DIRECTIONS FOR THIS TASK:
Please duplicate the lines below word for word, omitting the pictures from your answer.
◇ ◇ ◇ ◇
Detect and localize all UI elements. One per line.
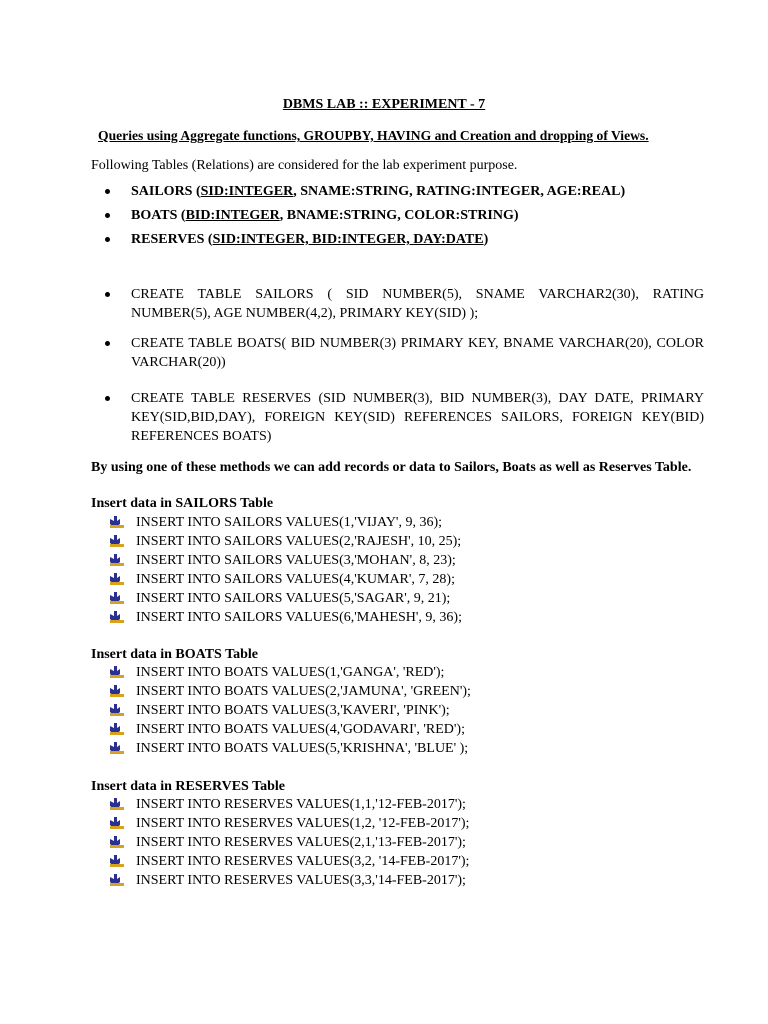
list-item: [110, 682, 471, 701]
schema-key: SID:INTEGER, BID:INTEGER, DAY:DATE: [212, 232, 484, 247]
insert-statement: INSERT INTO SAILORS VALUES(4,'KUMAR', 7, 28);: [136, 572, 455, 587]
insert-statement: INSERT INTO BOATS VALUES(4,'GODAVARI', 'RED');: [136, 722, 465, 737]
schema-key: BID:INTEGER: [185, 208, 280, 223]
arrow-bullet-icon: [110, 704, 124, 717]
list-item: [110, 701, 471, 720]
arrow-bullet-icon: [110, 592, 124, 605]
arrow-bullet-icon: [110, 723, 124, 736]
arrow-bullet-icon: [110, 516, 124, 529]
list-item: [110, 551, 462, 570]
arrow-bullet-icon: [110, 554, 124, 567]
arrow-bullet-icon: [110, 742, 124, 755]
insert-statement: INSERT INTO RESERVES VALUES(3,3,'14-FEB-2017');: [136, 873, 466, 888]
list-item: [110, 871, 469, 890]
schema-suffix: , BNAME:STRING, COLOR:STRING): [279, 208, 519, 223]
arrow-bullet-icon: [110, 685, 124, 698]
insert-intro: By using one of these methods we can add records or data to Sailors, Boats as well as Reserves Table.: [91, 460, 692, 475]
section-heading-sailors: Insert data in SAILORS Table: [91, 496, 274, 511]
arrow-bullet-icon: [110, 855, 124, 868]
insert-statement: INSERT INTO SAILORS VALUES(3,'MOHAN', 8, 23);: [136, 553, 456, 568]
section-heading-boats: Insert data in BOATS Table: [91, 647, 259, 662]
create-statement-boats: CREATE TABLE BOATS( BID NUMBER(3) PRIMARY KEY, BNAME VARCHAR(20), COLOR VARCHAR(20)): [104, 334, 704, 372]
insert-statement: INSERT INTO SAILORS VALUES(1,'VIJAY', 9, 36);: [136, 515, 443, 530]
list-item: [110, 852, 469, 871]
page-title: DBMS LAB :: EXPERIMENT - 7: [282, 97, 486, 112]
list-item: [110, 720, 471, 739]
list-item: [110, 739, 471, 758]
insert-list-boats: [110, 663, 471, 758]
schema-prefix: SAILORS (: [131, 184, 201, 199]
arrow-bullet-icon: [110, 666, 124, 679]
create-statement-sailors: CREATE TABLE SAILORS ( SID NUMBER(5), SNAME VARCHAR2(30), RATING NUMBER(5), AGE NUMBER(4,2), PRIMARY KEY(SID) );: [104, 285, 704, 323]
arrow-bullet-icon: [110, 573, 124, 586]
insert-statement: INSERT INTO RESERVES VALUES(3,2, '14-FEB-2017');: [136, 854, 470, 869]
insert-statement: INSERT INTO SAILORS VALUES(5,'SAGAR', 9, 21);: [136, 591, 451, 606]
list-item: [110, 589, 462, 608]
arrow-bullet-icon: [110, 874, 124, 887]
list-item: [110, 513, 462, 532]
intro-text: Following Tables (Relations) are considered for the lab experiment purpose.: [91, 158, 518, 173]
insert-list-sailors: [110, 513, 462, 627]
insert-statement: INSERT INTO BOATS VALUES(5,'KRISHNA', 'BLUE' );: [136, 741, 469, 756]
schema-key: SID:INTEGER: [200, 184, 294, 199]
insert-statement: INSERT INTO BOATS VALUES(1,'GANGA', 'RED');: [136, 665, 445, 680]
section-heading-reserves: Insert data in RESERVES Table: [91, 779, 286, 794]
list-item: [110, 814, 469, 833]
schema-item-sailors: [104, 182, 704, 206]
schema-item-boats: [104, 206, 704, 230]
schema-prefix: RESERVES (: [131, 232, 213, 247]
insert-statement: INSERT INTO BOATS VALUES(2,'JAMUNA', 'GREEN');: [136, 684, 471, 699]
page-subtitle: Queries using Aggregate functions, GROUPBY, HAVING and Creation and dropping of Views.: [98, 128, 649, 143]
list-item: [110, 663, 471, 682]
list-item: [110, 608, 462, 627]
arrow-bullet-icon: [110, 798, 124, 811]
insert-statement: INSERT INTO SAILORS VALUES(6,'MAHESH', 9, 36);: [136, 610, 462, 625]
list-item: [110, 570, 462, 589]
create-statement-list: [104, 285, 704, 446]
arrow-bullet-icon: [110, 611, 124, 624]
insert-statement: INSERT INTO BOATS VALUES(3,'KAVERI', 'PINK');: [136, 703, 450, 718]
list-item: [110, 795, 469, 814]
arrow-bullet-icon: [110, 535, 124, 548]
list-item: [110, 532, 462, 551]
insert-list-reserves: [110, 795, 469, 890]
schema-suffix: ): [483, 232, 489, 247]
insert-statement: INSERT INTO RESERVES VALUES(1,1,'12-FEB-2017');: [136, 797, 466, 812]
arrow-bullet-icon: [110, 817, 124, 830]
schema-item-reserves: [104, 230, 704, 254]
insert-statement: INSERT INTO SAILORS VALUES(2,'RAJESH', 10, 25);: [136, 534, 462, 549]
schema-suffix: , SNAME:STRING, RATING:INTEGER, AGE:REAL): [293, 184, 626, 199]
create-statement-reserves: CREATE TABLE RESERVES (SID NUMBER(3), BID NUMBER(3), DAY DATE, PRIMARY KEY(SID,BID,DAY), FOREIGN KEY(SID) REFERENCES SAILORS, FOREIGN KEY(BID) REFERENCES BOATS): [104, 389, 704, 446]
list-item: [110, 833, 469, 852]
insert-statement: INSERT INTO RESERVES VALUES(2,1,'13-FEB-2017');: [136, 835, 466, 850]
schema-prefix: BOATS (: [131, 208, 186, 223]
insert-statement: INSERT INTO RESERVES VALUES(1,2, '12-FEB-2017');: [136, 816, 470, 831]
schema-list: [104, 182, 704, 254]
arrow-bullet-icon: [110, 836, 124, 849]
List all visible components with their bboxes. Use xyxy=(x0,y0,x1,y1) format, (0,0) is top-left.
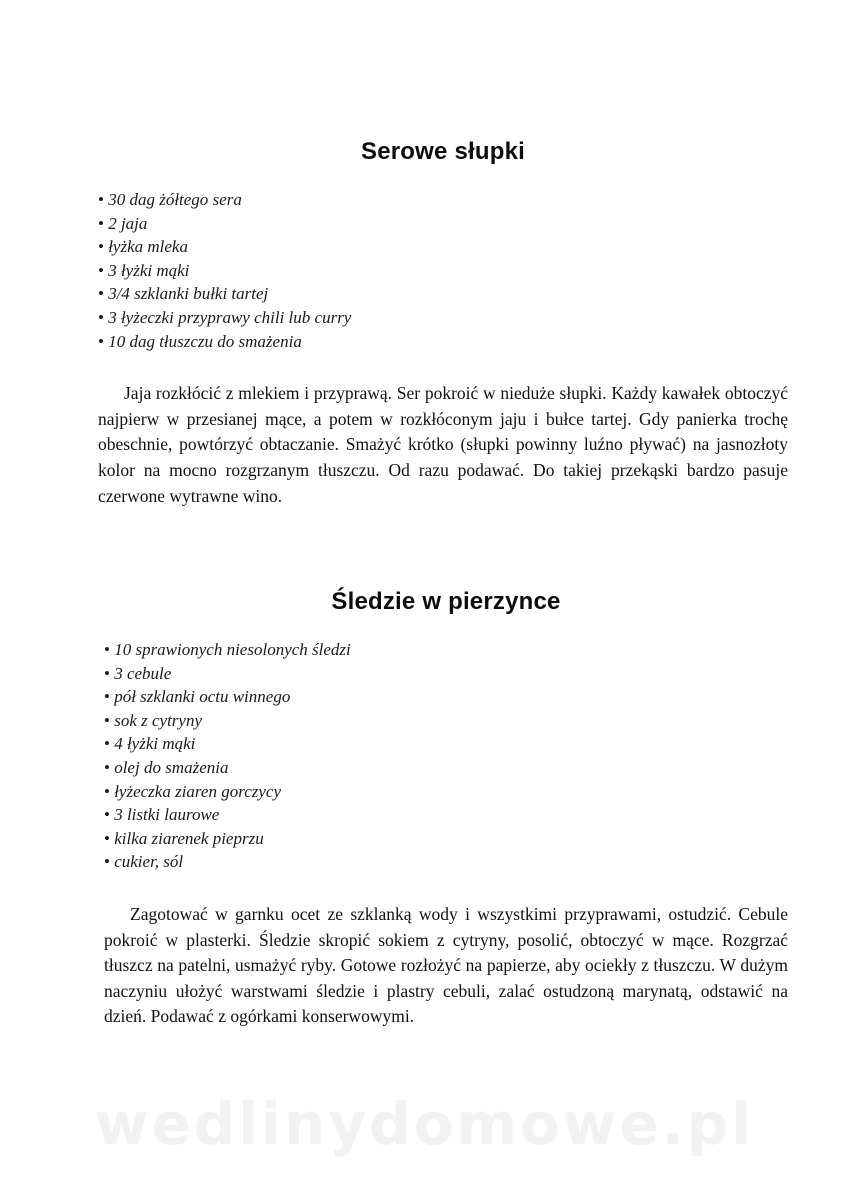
◇ ◇ ◇ ◇
REPLY TO THE TASK:
Detect and localize all UI elements. One per line.
list-item: [110, 682, 471, 701]
schema-key: SID:INTEGER, BID:INTEGER, DAY:DATE: [212, 232, 484, 247]
insert-statement: INSERT INTO SAILORS VALUES(4,'KUMAR', 7, 28);: [136, 572, 455, 587]
insert-statement: INSERT INTO BOATS VALUES(4,'GODAVARI', 'RED');: [136, 722, 465, 737]
schema-key: BID:INTEGER: [185, 208, 280, 223]
arrow-bullet-icon: [110, 704, 124, 717]
list-item: [110, 701, 471, 720]
arrow-bullet-icon: [110, 592, 124, 605]
arrow-bullet-icon: [110, 723, 124, 736]
arrow-bullet-icon: [110, 516, 124, 529]
list-item: [110, 551, 462, 570]
arrow-bullet-icon: [110, 554, 124, 567]
arrow-bullet-icon: [110, 742, 124, 755]
insert-statement: INSERT INTO RESERVES VALUES(3,3,'14-FEB-2017');: [136, 873, 466, 888]
list-item: [110, 871, 469, 890]
schema-suffix: , BNAME:STRING, COLOR:STRING): [279, 208, 519, 223]
arrow-bullet-icon: [110, 685, 124, 698]
insert-intro: By using one of these methods we can add records or data to Sailors, Boats as well as Reserves Table.: [91, 460, 692, 475]
section-heading-sailors: Insert data in SAILORS Table: [91, 496, 274, 511]
arrow-bullet-icon: [110, 855, 124, 868]
insert-statement: INSERT INTO SAILORS VALUES(3,'MOHAN', 8, 23);: [136, 553, 456, 568]
section-heading-boats: Insert data in BOATS Table: [91, 647, 259, 662]
create-statement-boats: CREATE TABLE BOATS( BID NUMBER(3) PRIMARY KEY, BNAME VARCHAR(20), COLOR VARCHAR(20)): [104, 334, 704, 372]
insert-statement: INSERT INTO SAILORS VALUES(1,'VIJAY', 9, 36);: [136, 515, 443, 530]
list-item: [110, 852, 469, 871]
page-title: DBMS LAB :: EXPERIMENT - 7: [282, 97, 486, 112]
list-item: [110, 720, 471, 739]
list-item: [110, 739, 471, 758]
insert-list-boats: [110, 663, 471, 758]
schema-prefix: SAILORS (: [131, 184, 201, 199]
arrow-bullet-icon: [110, 666, 124, 679]
create-statement-sailors: CREATE TABLE SAILORS ( SID NUMBER(5), SNAME VARCHAR2(30), RATING NUMBER(5), AGE NUMBER(4,2), PRIMARY KEY(SID) );: [104, 285, 704, 323]
arrow-bullet-icon: [110, 573, 124, 586]
insert-statement: INSERT INTO RESERVES VALUES(3,2, '14-FEB-2017');: [136, 854, 470, 869]
insert-statement: INSERT INTO SAILORS VALUES(5,'SAGAR', 9, 21);: [136, 591, 451, 606]
list-item: [110, 589, 462, 608]
arrow-bullet-icon: [110, 874, 124, 887]
list-item: [110, 513, 462, 532]
intro-text: Following Tables (Relations) are considered for the lab experiment purpose.: [91, 158, 518, 173]
insert-list-sailors: [110, 513, 462, 627]
insert-statement: INSERT INTO BOATS VALUES(5,'KRISHNA', 'BLUE' );: [136, 741, 469, 756]
schema-key: SID:INTEGER: [200, 184, 294, 199]
insert-statement: INSERT INTO BOATS VALUES(1,'GANGA', 'RED');: [136, 665, 445, 680]
section-heading-reserves: Insert data in RESERVES Table: [91, 779, 286, 794]
list-item: [110, 814, 469, 833]
schema-item-sailors: [104, 182, 704, 206]
schema-item-boats: [104, 206, 704, 230]
schema-prefix: RESERVES (: [131, 232, 213, 247]
insert-statement: INSERT INTO BOATS VALUES(2,'JAMUNA', 'GREEN');: [136, 684, 471, 699]
page-subtitle: Queries using Aggregate functions, GROUPBY, HAVING and Creation and dropping of Views.: [98, 128, 649, 143]
list-item: [110, 663, 471, 682]
list-item: [110, 608, 462, 627]
arrow-bullet-icon: [110, 798, 124, 811]
insert-statement: INSERT INTO SAILORS VALUES(6,'MAHESH', 9, 36);: [136, 610, 462, 625]
list-item: [110, 570, 462, 589]
create-statement-list: [104, 285, 704, 446]
arrow-bullet-icon: [110, 611, 124, 624]
insert-statement: INSERT INTO BOATS VALUES(3,'KAVERI', 'PINK');: [136, 703, 450, 718]
list-item: [110, 795, 469, 814]
arrow-bullet-icon: [110, 535, 124, 548]
list-item: [110, 532, 462, 551]
insert-list-reserves: [110, 795, 469, 890]
schema-suffix: ): [483, 232, 489, 247]
insert-statement: INSERT INTO RESERVES VALUES(1,1,'12-FEB-2017');: [136, 797, 466, 812]
arrow-bullet-icon: [110, 817, 124, 830]
schema-item-reserves: [104, 230, 704, 254]
insert-statement: INSERT INTO SAILORS VALUES(2,'RAJESH', 10, 25);: [136, 534, 462, 549]
schema-suffix: , SNAME:STRING, RATING:INTEGER, AGE:REAL): [293, 184, 626, 199]
create-statement-reserves: CREATE TABLE RESERVES (SID NUMBER(3), BID NUMBER(3), DAY DATE, PRIMARY KEY(SID,BID,DAY), FOREIGN KEY(SID) REFERENCES SAILORS, FOREIGN KEY(BID) REFERENCES BOATS): [104, 389, 704, 446]
list-item: [110, 833, 469, 852]
insert-statement: INSERT INTO RESERVES VALUES(2,1,'13-FEB-2017');: [136, 835, 466, 850]
schema-prefix: BOATS (: [131, 208, 186, 223]
insert-statement: INSERT INTO RESERVES VALUES(1,2, '12-FEB-2017');: [136, 816, 470, 831]
schema-list: [104, 182, 704, 254]
arrow-bullet-icon: [110, 836, 124, 849]
List all visible components with their bboxes. Use xyxy=(x0,y0,x1,y1) format, (0,0) is top-left.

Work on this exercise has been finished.